Write out the whole listing word for word.

──────── RECORDS FOR THIS EXERCISE ────────

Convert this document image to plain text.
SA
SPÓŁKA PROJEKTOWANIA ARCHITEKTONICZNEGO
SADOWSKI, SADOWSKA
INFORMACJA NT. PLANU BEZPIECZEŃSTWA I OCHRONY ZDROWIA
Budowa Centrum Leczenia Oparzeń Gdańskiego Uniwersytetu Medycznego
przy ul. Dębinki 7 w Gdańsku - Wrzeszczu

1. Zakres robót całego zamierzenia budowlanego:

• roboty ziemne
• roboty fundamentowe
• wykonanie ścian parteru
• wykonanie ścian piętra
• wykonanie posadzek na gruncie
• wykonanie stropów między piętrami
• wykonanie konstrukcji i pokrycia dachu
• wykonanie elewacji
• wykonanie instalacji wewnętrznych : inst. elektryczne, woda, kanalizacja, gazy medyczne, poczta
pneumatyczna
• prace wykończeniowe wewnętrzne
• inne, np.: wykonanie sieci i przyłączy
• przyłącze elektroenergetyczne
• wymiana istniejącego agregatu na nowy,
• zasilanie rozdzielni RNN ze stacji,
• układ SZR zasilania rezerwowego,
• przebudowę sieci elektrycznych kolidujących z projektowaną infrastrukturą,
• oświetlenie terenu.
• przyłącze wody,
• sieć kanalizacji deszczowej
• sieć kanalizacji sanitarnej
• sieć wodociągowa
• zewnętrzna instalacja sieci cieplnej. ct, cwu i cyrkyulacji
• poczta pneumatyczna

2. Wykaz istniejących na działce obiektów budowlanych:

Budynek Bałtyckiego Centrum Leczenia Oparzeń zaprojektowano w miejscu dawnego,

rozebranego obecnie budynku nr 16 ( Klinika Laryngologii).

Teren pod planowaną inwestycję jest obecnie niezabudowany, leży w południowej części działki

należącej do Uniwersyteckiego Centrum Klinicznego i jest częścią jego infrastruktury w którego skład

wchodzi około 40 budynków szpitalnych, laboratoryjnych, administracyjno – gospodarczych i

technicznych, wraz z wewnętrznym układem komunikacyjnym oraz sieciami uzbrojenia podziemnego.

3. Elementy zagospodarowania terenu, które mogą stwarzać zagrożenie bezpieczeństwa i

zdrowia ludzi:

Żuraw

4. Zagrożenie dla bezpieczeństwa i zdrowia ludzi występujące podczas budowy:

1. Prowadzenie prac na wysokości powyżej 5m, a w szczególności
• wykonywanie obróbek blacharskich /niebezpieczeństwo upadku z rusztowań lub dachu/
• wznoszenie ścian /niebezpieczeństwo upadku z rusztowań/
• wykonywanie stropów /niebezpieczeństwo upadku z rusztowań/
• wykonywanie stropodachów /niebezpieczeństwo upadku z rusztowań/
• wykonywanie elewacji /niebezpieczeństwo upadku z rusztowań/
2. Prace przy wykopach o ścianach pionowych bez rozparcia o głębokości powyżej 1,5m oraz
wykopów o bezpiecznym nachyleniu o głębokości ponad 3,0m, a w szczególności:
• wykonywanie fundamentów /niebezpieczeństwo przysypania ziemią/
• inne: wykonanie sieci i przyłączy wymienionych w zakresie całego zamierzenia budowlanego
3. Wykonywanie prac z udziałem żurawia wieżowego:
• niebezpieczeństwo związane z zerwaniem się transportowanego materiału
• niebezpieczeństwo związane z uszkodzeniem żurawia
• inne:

────────

> _FINAL RESULT_:
Convert this document image to plain text.
SA
SPÓŁKA PROJEKTOWANIA ARCHITEKTONICZNEGO
SADOWSKI, SADOWSKA
INFORMACJA NT. PLANU BEZPIECZEŃSTWA I OCHRONY ZDROWIA
Budowa Centrum Leczenia Oparzeń Gdańskiego Uniwersytetu Medycznego
przy ul. Dębinki 7 w Gdańsku - Wrzeszczu

1. Zakres robót całego zamierzenia budowlanego:

• roboty ziemne
• roboty fundamentowe
• wykonanie ścian parteru
• wykonanie ścian piętra
• wykonanie posadzek na gruncie
• wykonanie stropów między piętrami
• wykonanie konstrukcji i pokrycia dachu
• wykonanie elewacji
• wykonanie instalacji wewnętrznych : inst. elektryczne, woda, kanalizacja, gazy medyczne, poczta
pneumatyczna
• prace wykończeniowe wewnętrzne
• inne, np.: wykonanie sieci i przyłączy
• przyłącze elektroenergetyczne
• wymiana istniejącego agregatu na nowy,
• zasilanie rozdzielni RNN ze stacji,
• układ SZR zasilania rezerwowego,
• przebudowę sieci elektrycznych kolidujących z projektowaną infrastrukturą,
• oświetlenie terenu.
• przyłącze wody,
• sieć kanalizacji deszczowej
• sieć kanalizacji sanitarnej
• sieć wodociągowa
• zewnętrzna instalacja sieci cieplnej. ct, cwu i cyrkyulacji
• poczta pneumatyczna

2. Wykaz istniejących na działce obiektów budowlanych:

Budynek Bałtyckiego Centrum Leczenia Oparzeń zaprojektowano w miejscu dawnego,

rozebranego obecnie budynku nr 16 ( Klinika Laryngologii).

Teren pod planowaną inwestycję jest obecnie niezabudowany, leży w południowej części działki

należącej do Uniwersyteckiego Centrum Klinicznego i jest częścią jego infrastruktury w którego skład

wchodzi około 40 budynków szpitalnych, laboratoryjnych, administracyjno – gospodarczych i

technicznych, wraz z wewnętrznym układem komunikacyjnym oraz sieciami uzbrojenia podziemnego.

3. Elementy zagospodarowania terenu, które mogą stwarzać zagrożenie bezpieczeństwa i

zdrowia ludzi:

Żuraw

4. Zagrożenie dla bezpieczeństwa i zdrowia ludzi występujące podczas budowy:

1. Prowadzenie prac na wysokości powyżej 5m, a w szczególności
• wykonywanie obróbek blacharskich /niebezpieczeństwo upadku z rusztowań lub dachu/
• wznoszenie ścian /niebezpieczeństwo upadku z rusztowań/
• wykonywanie stropów /niebezpieczeństwo upadku z rusztowań/
• wykonywanie stropodachów /niebezpieczeństwo upadku z rusztowań/
• wykonywanie elewacji /niebezpieczeństwo upadku z rusztowań/
2. Prace przy wykopach o ścianach pionowych bez rozparcia o głębokości powyżej 1,5m oraz
wykopów o bezpiecznym nachyleniu o głębokości ponad 3,0m, a w szczególności:
• wykonywanie fundamentów /niebezpieczeństwo przysypania ziemią/
• inne: wykonanie sieci i przyłączy wymienionych w zakresie całego zamierzenia budowlanego
3. Wykonywanie prac z udziałem żurawia wieżowego:
• niebezpieczeństwo związane z zerwaniem się transportowanego materiału
• niebezpieczeństwo związane z uszkodzeniem żurawia
• inne:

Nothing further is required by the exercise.